- Objective a -
In the listing below, which follows the text, change every "svg-text" to "chart-label" and leave all other wording as it is. Reproduce the full listing without the pictures.

- Text section -
[Start]
It is also important to have an understanding of the tax implications that arise upon death.
In England and Wales the rules of domicile, as opposed to residence or nationality, dictate the jurisdiction of a Will. Our domicile of origin is that of our father or mother depending upon whether or not they were married at the date of our birth.
This can be altered in adult years if we move from our country of domicile of origin to another with the fixed intention of remaining permanently in that new country.
You may acquire a domicile of choice within the new home country.
Domicile is also linked to the nature of the assets you own, which can be classified as immovable or moveable. Immovable assets include realty (interests in freehold and leasehold property), whilst all other assets are moveable.
If you are domiciled in England and Wales at the date of your death your English Will may have jurisdiction over all immovable assets situated in England and Wales and all worldwide moveable assets.
Where immovable assets are held outside of England and Wales it is advisable to seek the advice of a lawyer in that jurisdiction to put in place a Will to deal with any such property.
Local advice assists in negotiating any laws of succession peculiar to that jurisdiction.
If you have a foreign domicile your English Will may be restricted in jurisdiction to immovable property in England and Wales and a Will may be put in place in the country of domicile to deal with worldwide moveable assets and immovable assets situated in that country.
IHT treatment
Of course, this interpretation is in accordance with English law and legal advice in foreign jurisdictions will highlight and help resolve any conflict with these principles.
Domicile also dictates the UK inheritance tax (IHT) treatment of an estate upon death.
[End]
- Record extracts -
[Start]
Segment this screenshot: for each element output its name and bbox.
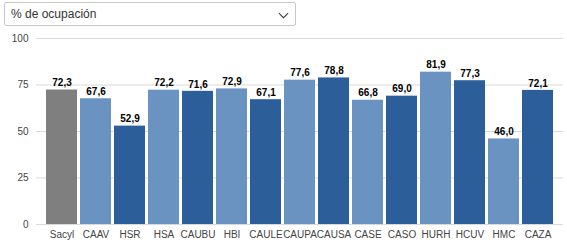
svg-text:100: 100 — [12, 33, 29, 44]
svg-text:77,3: 77,3 — [460, 68, 480, 79]
svg-text:66,8: 66,8 — [358, 87, 378, 98]
svg-text:HCUV: HCUV — [456, 229, 485, 240]
svg-text:CASO: CASO — [388, 229, 417, 240]
svg-text:HBI: HBI — [224, 229, 241, 240]
svg-text:77,6: 77,6 — [290, 67, 310, 78]
svg-text:CAUPA: CAUPA — [283, 229, 317, 240]
svg-text:Sacyl: Sacyl — [50, 229, 74, 240]
svg-text:0: 0 — [23, 219, 29, 230]
svg-text:CAAV: CAAV — [83, 229, 110, 240]
svg-text:81,9: 81,9 — [426, 59, 446, 70]
svg-text:67,1: 67,1 — [256, 87, 276, 98]
svg-text:CAULE: CAULE — [249, 229, 283, 240]
svg-text:78,8: 78,8 — [324, 65, 344, 76]
svg-text:HSA: HSA — [154, 229, 175, 240]
svg-text:75: 75 — [17, 79, 29, 90]
svg-text:69,0: 69,0 — [392, 83, 412, 94]
svg-text:50: 50 — [17, 126, 29, 137]
svg-text:46,0: 46,0 — [494, 126, 514, 137]
svg-text:CAUSA: CAUSA — [317, 229, 352, 240]
svg-text:CAZA: CAZA — [525, 229, 552, 240]
svg-text:67,6: 67,6 — [86, 86, 106, 97]
html-text:% de ocupación: % de ocupación — [11, 7, 97, 21]
svg-text:72,2: 72,2 — [154, 77, 174, 88]
svg-text:72,1: 72,1 — [528, 78, 548, 89]
svg-text:72,9: 72,9 — [222, 76, 242, 87]
svg-text:CAUBU: CAUBU — [180, 229, 215, 240]
svg-text:72,3: 72,3 — [52, 77, 72, 88]
svg-text:HSR: HSR — [119, 229, 140, 240]
svg-text:52,9: 52,9 — [120, 113, 140, 124]
svg-text:HURH: HURH — [422, 229, 451, 240]
svg-text:25: 25 — [17, 172, 29, 183]
svg-text:HMC: HMC — [493, 229, 516, 240]
svg-text:CASE: CASE — [354, 229, 382, 240]
svg-text:71,6: 71,6 — [188, 79, 208, 90]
[End]
- Objective b -
From the passage on domicile and Wills above, copy the stretch from "Domicile is also" through "assets are moveable.".

- Exercise response a -
Segment this screenshot: for each element output its name and bbox.
chart-label:100: 100 — [12, 33, 29, 44]
chart-label:77,3: 77,3 — [460, 68, 480, 79]
chart-label:66,8: 66,8 — [358, 87, 378, 98]
chart-label:HCUV: HCUV — [456, 229, 485, 240]
chart-label:CASO: CASO — [388, 229, 417, 240]
chart-label:HBI: HBI — [224, 229, 241, 240]
chart-label:77,6: 77,6 — [290, 67, 310, 78]
chart-label:CAUPA: CAUPA — [283, 229, 317, 240]
chart-label:Sacyl: Sacyl — [50, 229, 74, 240]
chart-label:0: 0 — [23, 219, 29, 230]
chart-label:CAAV: CAAV — [83, 229, 110, 240]
chart-label:81,9: 81,9 — [426, 59, 446, 70]
chart-label:67,1: 67,1 — [256, 87, 276, 98]
chart-label:CAULE: CAULE — [249, 229, 283, 240]
chart-label:78,8: 78,8 — [324, 65, 344, 76]
chart-label:HSA: HSA — [154, 229, 175, 240]
chart-label:75: 75 — [17, 79, 29, 90]
chart-label:69,0: 69,0 — [392, 83, 412, 94]
chart-label:50: 50 — [17, 126, 29, 137]
chart-label:46,0: 46,0 — [494, 126, 514, 137]
chart-label:CAUSA: CAUSA — [317, 229, 352, 240]
chart-label:CAZA: CAZA — [525, 229, 552, 240]
chart-label:67,6: 67,6 — [86, 86, 106, 97]
html-text:% de ocupación: % de ocupación — [11, 7, 97, 21]
chart-label:72,2: 72,2 — [154, 77, 174, 88]
chart-label:72,1: 72,1 — [528, 78, 548, 89]
chart-label:72,9: 72,9 — [222, 76, 242, 87]
chart-label:CAUBU: CAUBU — [180, 229, 215, 240]
chart-label:72,3: 72,3 — [52, 77, 72, 88]
chart-label:HSR: HSR — [119, 229, 140, 240]
chart-label:52,9: 52,9 — [120, 113, 140, 124]
chart-label:HURH: HURH — [422, 229, 451, 240]
chart-label:25: 25 — [17, 172, 29, 183]
chart-label:HMC: HMC — [493, 229, 516, 240]
chart-label:CASE: CASE — [354, 229, 382, 240]
chart-label:71,6: 71,6 — [188, 79, 208, 90]

- Exercise response b -
Domicile is also linked to the nature of the assets you own, which can be classified as immovable or moveable. Immovable assets include realty (interests in freehold and leasehold property), whilst all other assets are moveable.